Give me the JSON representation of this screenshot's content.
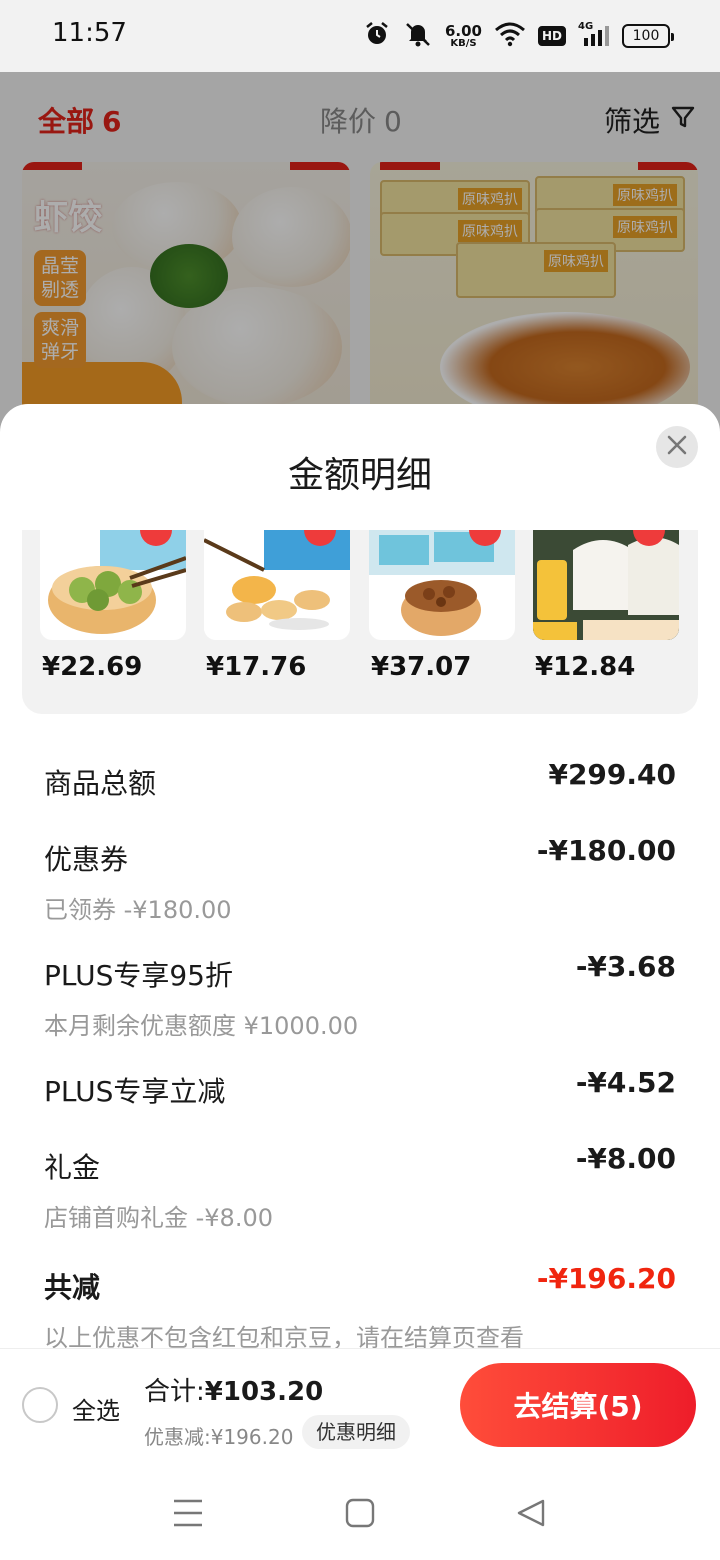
{
  "status_bar": {
    "time": "11:57",
    "net_speed_value": "6.00",
    "net_speed_unit": "KB/S",
    "hd": "HD",
    "signal": "4G",
    "battery": "100"
  },
  "cart": {
    "tab_all_label": "全部",
    "tab_all_count": "6",
    "tab_drop_label": "降价",
    "tab_drop_count": "0",
    "filter_label": "筛选",
    "product_left": {
      "title": "虾饺",
      "tag1": "晶莹剔透",
      "tag2": "爽滑弹牙"
    },
    "product_right": {
      "pack_label": "原味鸡扒"
    }
  },
  "sheet": {
    "title": "金额明细",
    "thumbnails": [
      {
        "price": "¥22.69",
        "icon": "shaomai-thumbnail"
      },
      {
        "price": "¥17.76",
        "icon": "potsticker-thumbnail"
      },
      {
        "price": "¥37.07",
        "icon": "chicken-feet-thumbnail"
      },
      {
        "price": "¥12.84",
        "icon": "rice-cake-thumbnail"
      }
    ],
    "rows": {
      "subtotal_label": "商品总额",
      "subtotal_value": "¥299.40",
      "coupon_label": "优惠券",
      "coupon_value": "-¥180.00",
      "coupon_sub": "已领券 -¥180.00",
      "plus95_label": "PLUS专享95折",
      "plus95_value": "-¥3.68",
      "plus95_sub": "本月剩余优惠额度 ¥1000.00",
      "plus_reduce_label": "PLUS专享立减",
      "plus_reduce_value": "-¥4.52",
      "gift_label": "礼金",
      "gift_value": "-¥8.00",
      "gift_sub": "店铺首购礼金 -¥8.00",
      "total_label": "共减",
      "total_value": "-¥196.20",
      "note": "以上优惠不包含红包和京豆，请在结算页查看"
    }
  },
  "checkout": {
    "select_all": "全选",
    "sum_prefix": "合计:",
    "sum_amount": "¥103.20",
    "discount_text": "优惠减:¥196.20",
    "detail_button": "优惠明细",
    "checkout_button": "去结算(5)"
  },
  "colors": {
    "accent": "#e2231a",
    "total_red": "#f0250f"
  }
}
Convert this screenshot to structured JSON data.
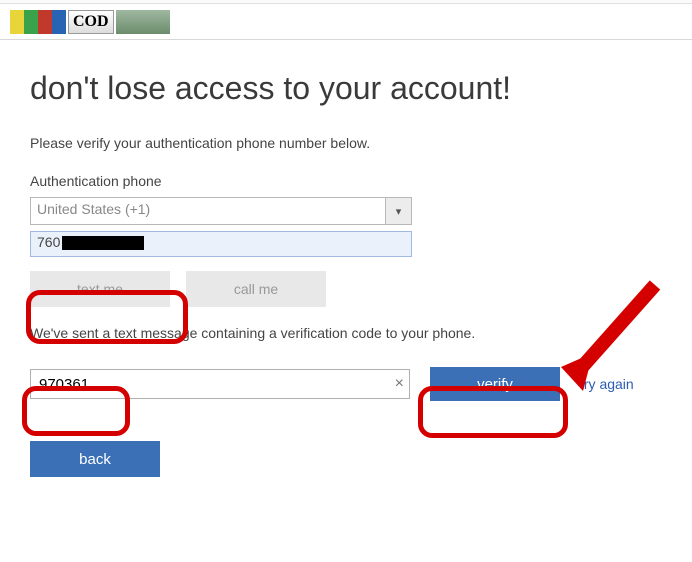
{
  "logo": {
    "text": "COD"
  },
  "heading": "don't lose access to your account!",
  "instruction": "Please verify your authentication phone number below.",
  "auth_phone_label": "Authentication phone",
  "country": {
    "selected": "United States (+1)"
  },
  "phone_prefix": "760",
  "buttons": {
    "text_me": "text me",
    "call_me": "call me",
    "verify": "verify",
    "back": "back"
  },
  "sent_message": "We've sent a text message containing a verification code to your phone.",
  "code_value": "970361",
  "try_again": "try again"
}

-=-=-

Directions:
Pull every line containing "screenshot" out of the data above.

Result:
Give me the JSON representation of this screenshot's content.
Convert this screenshot to structured JSON data.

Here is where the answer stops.